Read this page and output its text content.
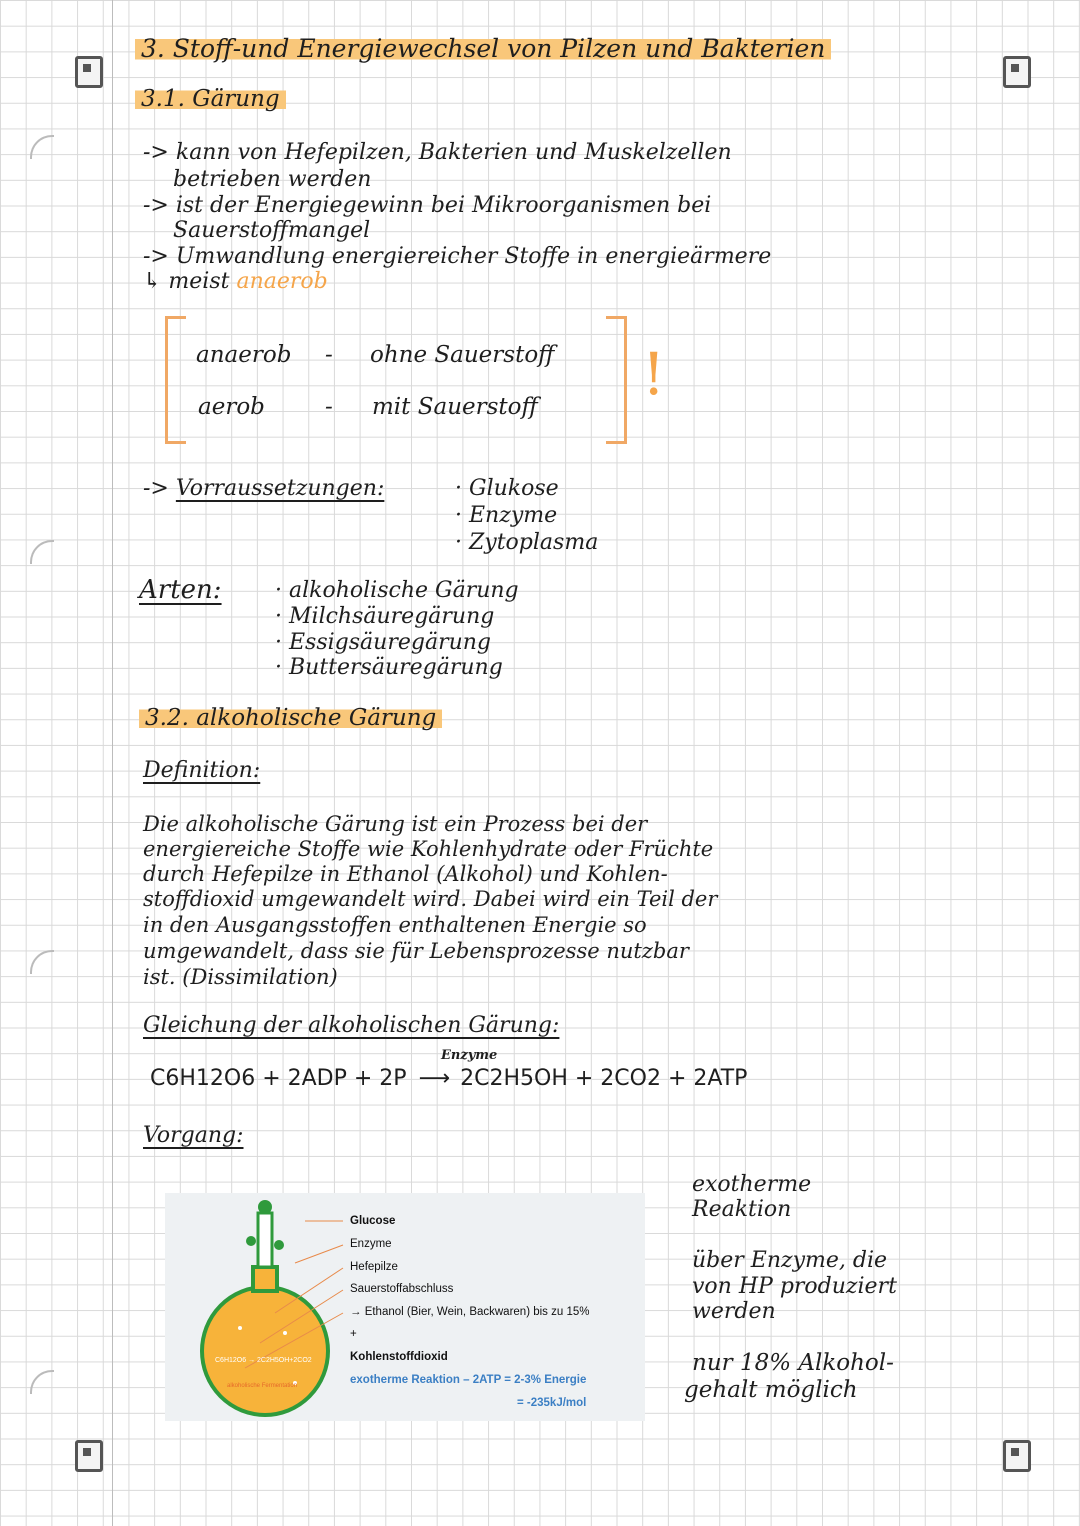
3. Stoff-und Energiewechsel von Pilzen und Bakterien
3.1. Gärung
-> kann von Hefepilzen, Bakterien und Muskelzellen
betrieben werden
-> ist der Energiegewinn bei Mikroorganismen bei
Sauerstoffmangel
-> Umwandlung energiereicher Stoffe in energieärmere
↳ meist anaerob
anaerob - ohne Sauerstoff
aerob	- mit Sauerstoff !
-> Vorraussetzungen:	· Glukose
· Enzyme
· Zytoplasma
Arten: · alkoholische Gärung
· Milchsäuregärung
· Essigsäuregärung
· Buttersäuregärung
3.2. alkoholische Gärung
Definition:
Die alkoholische Gärung ist ein Prozess bei der
energiereiche Stoffe wie Kohlenhydrate oder Früchte
durch Hefepilze in Ethanol (Alkohol) und Kohlen-
stoffdioxid umgewandelt wird. Dabei wird ein Teil der
in den Ausgangsstoffen enthaltenen Energie so
umgewandelt, dass sie für Lebensprozesse nutzbar
ist. (Dissimilation)
Gleichung der alkoholischen Gärung:
Enzyme
C6H12O6 + 2ADP + 2P  ⟶  2C2H5OH + 2CO2 + 2ATP
Vorgang:
Glucose
Enzyme
Hefepilze
Sauerstoffabschluss
→ Ethanol (Bier, Wein, Backwaren) bis zu 15%
+
Kohlenstoffdioxid
exotherme Reaktion – 2ATP = 2-3% Energie
= -235kJ/mol
C6H12O6 → 2C2H5OH+2CO2
alkoholische Fermentation
exotherme
Reaktion
über Enzyme, die
von HP produziert
werden
nur 18% Alkohol-
gehalt möglich
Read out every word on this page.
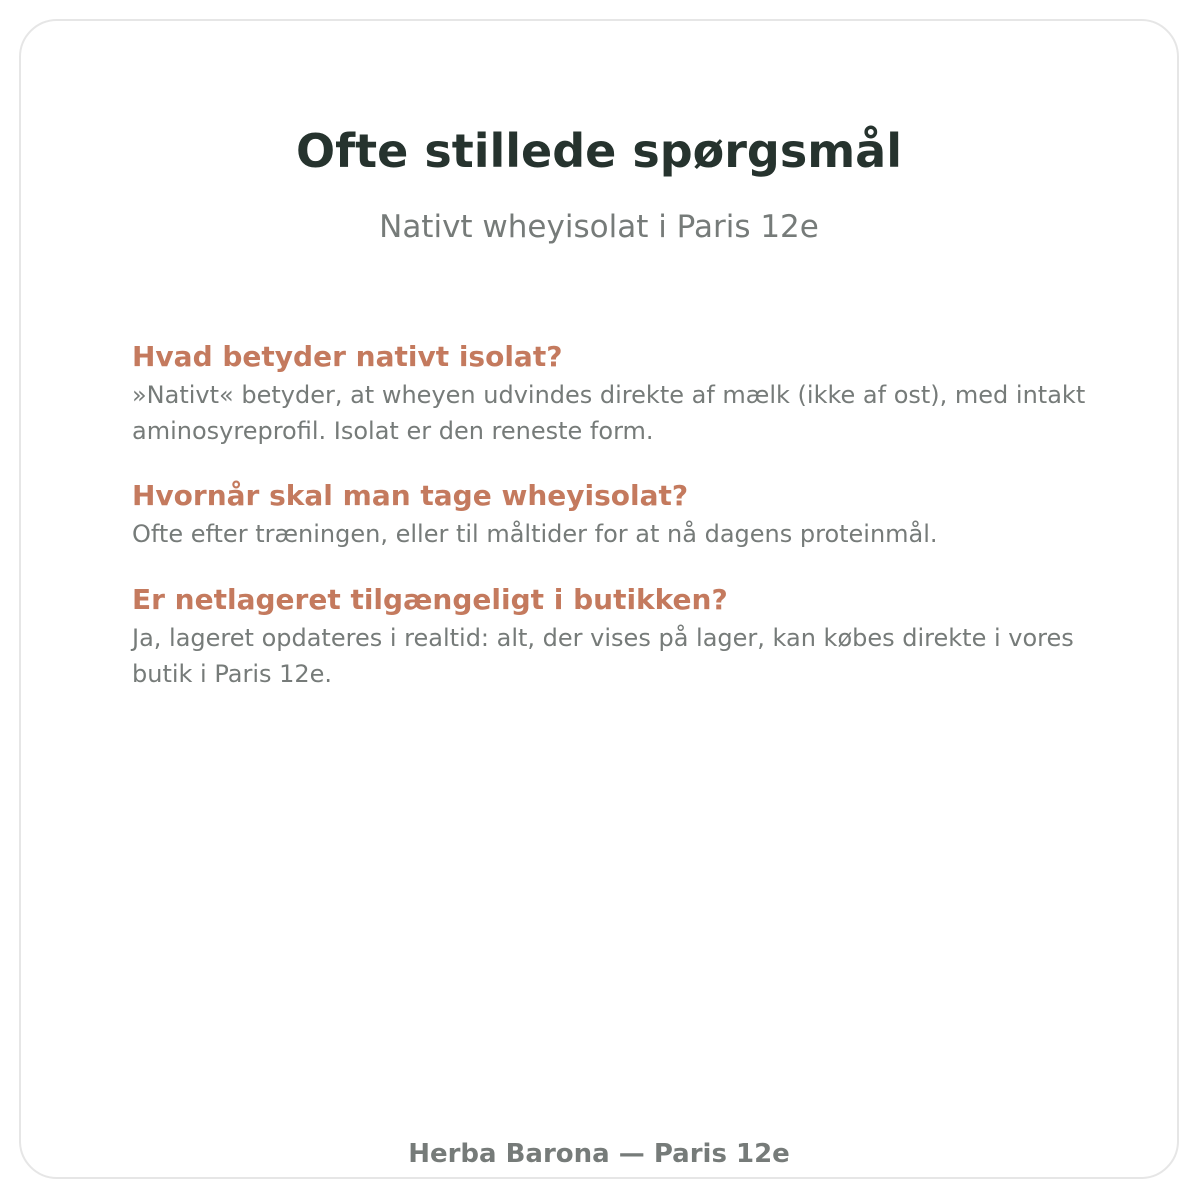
Ofte stillede spørgsmål

Nativt wheyisolat i Paris 12e

Hvad betyder nativt isolat?

»Nativt« betyder, at wheyen udvindes direkte af mælk (ikke af ost), med intakt aminosyreprofil. Isolat er den reneste form.

Hvornår skal man tage wheyisolat?

Ofte efter træningen, eller til måltider for at nå dagens proteinmål.

Er netlageret tilgængeligt i butikken?

Ja, lageret opdateres i realtid: alt, der vises på lager, kan købes direkte i vores butik i Paris 12e.

Herba Barona — Paris 12e
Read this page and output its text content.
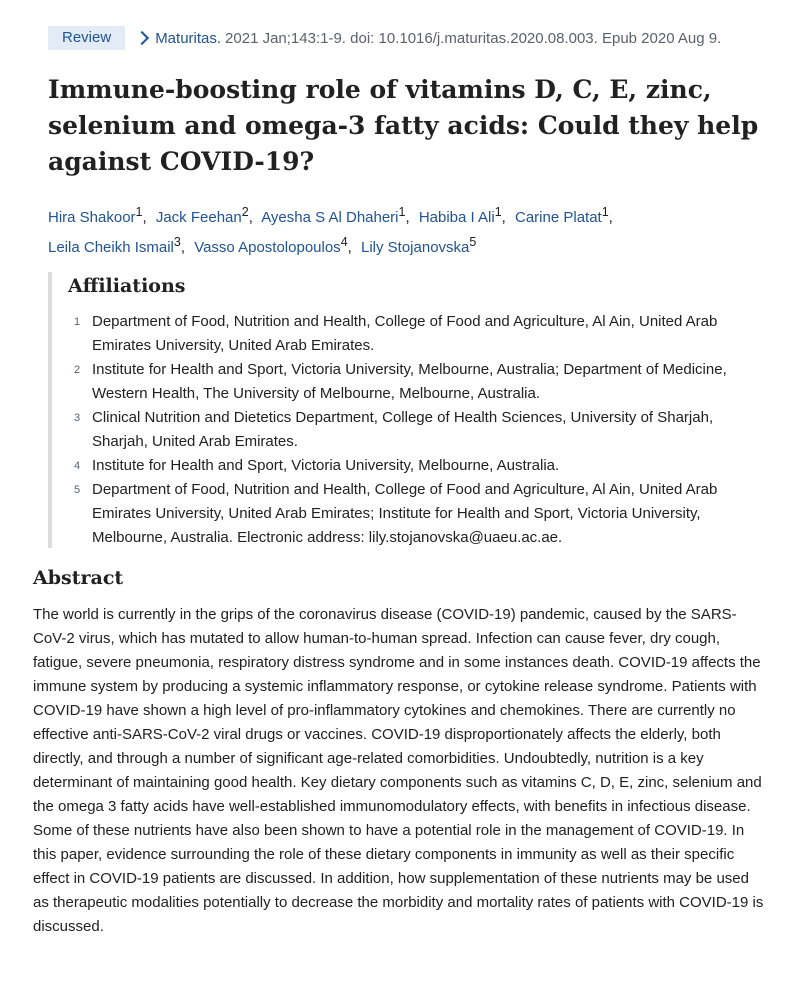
Review	Maturitas. 2021 Jan;143:1-9. doi: 10.1016/j.maturitas.2020.08.003. Epub 2020 Aug 9.
Immune-boosting role of vitamins D, C, E, zinc, selenium and omega-3 fatty acids: Could they help against COVID-19?
Hira Shakoor$^1$, Jack Feehan$^2$, Ayesha S Al Dhaheri$^1$, Habiba I Ali$^1$, Carine Platat$^1$,
Leila Cheikh Ismail$^3$, Vasso Apostolopoulos$^4$, Lily Stojanovska$^5$
Affiliations
1 Department of Food, Nutrition and Health, College of Food and Agriculture, Al Ain, United Arab Emirates University, United Arab Emirates.
2 Institute for Health and Sport, Victoria University, Melbourne, Australia; Department of Medicine, Western Health, The University of Melbourne, Melbourne, Australia.
3 Clinical Nutrition and Dietetics Department, College of Health Sciences, University of Sharjah, Sharjah, United Arab Emirates.
4 Institute for Health and Sport, Victoria University, Melbourne, Australia.
5 Department of Food, Nutrition and Health, College of Food and Agriculture, Al Ain, United Arab Emirates University, United Arab Emirates; Institute for Health and Sport, Victoria University, Melbourne, Australia. Electronic address: lily.stojanovska@uaeu.ac.ae.
Abstract

The world is currently in the grips of the coronavirus disease (COVID-19) pandemic, caused by the SARS-CoV-2 virus, which has mutated to allow human-to-human spread. Infection can cause fever, dry cough, fatigue, severe pneumonia, respiratory distress syndrome and in some instances death. COVID-19 affects the immune system by producing a systemic inflammatory response, or cytokine release syndrome. Patients with COVID-19 have shown a high level of pro-inflammatory cytokines and chemokines. There are currently no effective anti-SARS-CoV-2 viral drugs or vaccines. COVID-19 disproportionately affects the elderly, both directly, and through a number of significant age-related comorbidities. Undoubtedly, nutrition is a key determinant of maintaining good health. Key dietary components such as vitamins C, D, E, zinc, selenium and the omega 3 fatty acids have well-established immunomodulatory effects, with benefits in infectious disease. Some of these nutrients have also been shown to have a potential role in the management of COVID-19. In this paper, evidence surrounding the role of these dietary components in immunity as well as their specific effect in COVID-19 patients are discussed. In addition, how supplementation of these nutrients may be used as therapeutic modalities potentially to decrease the morbidity and mortality rates of patients with COVID-19 is discussed.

**********

*ABOUT THIS TASK*
From the entries above, copy every line containing the word "Paris".

*OUTPUT OF THE EXERCISE*
Nativt wheyisolat i Paris 12e
Ja, lageret opdateres i realtid: alt, der vises på lager, kan købes direkte i vores butik i Paris 12e.
Herba Barona — Paris 12e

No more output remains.